Activities>
1) Reproduce the passage on Ivor Slaney from "Slaney's father Ernst" to "known as 'Tiny'.".
2) Render this sentence from the passage on Ivor Slaney in French: "In later life, Ivor Slaney lived in Milford on Sea, Hampshire."

= Ivor Slaney =

British composer and conductor (1921–1998)

Ivor Ernst Slaney (27 May 1921 – 20 March 1998) was a British composer and conductor, notable for his work in film, television and radio.

Slaney's father Ernst Wallace Slaney was the principal cellist in the Bournemouth Municipal Orchestra in the 1920s and 1930s under Sir Dan Godfrey. His mother was Grace Elizabeth Arney (born 22 April 1893, died July 1988). She married Ernst in Bristol in 1920. Born in West Bromwich, as a youngster Ivor joined the choir of St Stephen's Church, Bournemouth where he was also taught by Percy Whitlock, the church's Director of Music and a colleague of Ernst Slaney at the Bournemouth Pavilion. According to Whitlock's diary, Ivor was known as 'Tiny'.

In 1935, aged 14, Ivor entered the Royal Artillery in Woolwich and gained a scholarship to the Royal College of Music, where he studied oboe with Léon Goossens and made friends with Malcolm Arnold. During the war he joined up as a musician in the Royal Army Ordnance Corps, and afterwards worked for a time as an orchestral player with the London Philharmonic, the Covent Garden Opera House Orchestra and the Boyd Neel Orchestra. He married pianist Mary Dawn Ludlow (known by her stage name, Dolores Ventura) in 1948, divorcing her in 1969 and remarrying in 1974.

In later life, Ivor Slaney lived in Milford on Sea, Hampshire. His son Adrian E. Slaney, a lawyer specialising in healthcare, was born in 1950. A daughter was born in 1979. Ivor died in Southampton in 1998, aged 76.

==Composition and arrangements==
Slaney was the uncredited arranger for many recordings by the 101 Strings in the early 1960s, and was a prolific contributor to the recorded music libraries, particularly DeWolfe. His best-known works include "Top Dog", which was used as the theme music for the BBC radio comedy series The Men from the Ministry and "Carlos' Theme" (from The Sentimental Agent) for which he won an Ivor Novello award. He also wrote numerous short orchestral light music pieces, such as the suite Three Village Greens, the "Sighing Waltz" and "Window Gazing", as well as the choral work Mass of Saint Richard (1970).

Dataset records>
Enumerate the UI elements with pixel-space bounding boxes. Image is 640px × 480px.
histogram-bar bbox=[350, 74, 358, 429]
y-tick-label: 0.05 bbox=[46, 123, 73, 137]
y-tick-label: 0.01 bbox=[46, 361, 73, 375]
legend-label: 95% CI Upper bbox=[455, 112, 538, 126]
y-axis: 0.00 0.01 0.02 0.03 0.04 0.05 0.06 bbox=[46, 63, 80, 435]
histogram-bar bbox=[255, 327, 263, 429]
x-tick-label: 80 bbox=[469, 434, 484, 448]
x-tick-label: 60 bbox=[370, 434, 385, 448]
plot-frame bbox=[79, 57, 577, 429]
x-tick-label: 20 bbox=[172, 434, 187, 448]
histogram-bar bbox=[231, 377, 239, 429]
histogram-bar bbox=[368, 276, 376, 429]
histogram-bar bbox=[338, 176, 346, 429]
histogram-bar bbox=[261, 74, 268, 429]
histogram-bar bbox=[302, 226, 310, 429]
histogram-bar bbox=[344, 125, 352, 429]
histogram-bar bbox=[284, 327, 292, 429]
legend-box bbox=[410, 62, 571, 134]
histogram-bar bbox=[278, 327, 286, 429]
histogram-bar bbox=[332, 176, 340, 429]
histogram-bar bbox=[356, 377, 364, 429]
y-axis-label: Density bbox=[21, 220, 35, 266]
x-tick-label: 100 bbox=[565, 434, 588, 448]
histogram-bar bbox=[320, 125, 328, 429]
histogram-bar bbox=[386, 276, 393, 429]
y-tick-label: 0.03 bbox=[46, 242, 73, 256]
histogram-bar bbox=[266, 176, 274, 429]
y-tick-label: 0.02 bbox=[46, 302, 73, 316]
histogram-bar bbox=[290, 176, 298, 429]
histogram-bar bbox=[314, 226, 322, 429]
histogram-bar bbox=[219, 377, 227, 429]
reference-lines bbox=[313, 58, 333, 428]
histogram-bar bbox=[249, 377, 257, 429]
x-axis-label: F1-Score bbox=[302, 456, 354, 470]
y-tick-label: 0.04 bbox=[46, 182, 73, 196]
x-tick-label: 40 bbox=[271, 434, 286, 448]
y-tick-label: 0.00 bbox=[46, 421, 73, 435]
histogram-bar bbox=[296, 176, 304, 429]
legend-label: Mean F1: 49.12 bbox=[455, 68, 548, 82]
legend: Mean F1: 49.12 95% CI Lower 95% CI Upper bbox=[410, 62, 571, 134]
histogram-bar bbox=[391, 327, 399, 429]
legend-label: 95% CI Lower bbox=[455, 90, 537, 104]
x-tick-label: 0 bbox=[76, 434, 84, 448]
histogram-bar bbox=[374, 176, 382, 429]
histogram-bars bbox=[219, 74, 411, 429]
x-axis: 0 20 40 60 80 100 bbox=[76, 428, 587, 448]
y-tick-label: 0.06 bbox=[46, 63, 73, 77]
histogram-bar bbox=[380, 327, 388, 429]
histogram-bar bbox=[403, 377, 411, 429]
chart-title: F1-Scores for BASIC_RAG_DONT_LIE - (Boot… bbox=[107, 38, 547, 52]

Replies>
1)
Slaney's father Ernst Wallace Slaney was the principal cellist in the Bournemouth Municipal Orchestra in the 1920s and 1930s under Sir Dan Godfrey. His mother was Grace Elizabeth Arney (born 22 April 1893, died July 1988). She married Ernst in Bristol in 1920. Born in West Bromwich, as a youngster Ivor joined the choir of St Stephen's Church, Bournemouth where he was also taught by Percy Whitlock, the church's Director of Music and a colleague of Ernst Slaney at the Bournemouth Pavilion. According to Whitlock's diary, Ivor was known as 'Tiny'.

2) Vers la fin de sa vie, Ivor Slaney a vécu à Milford on Sea, dans le Hampshire.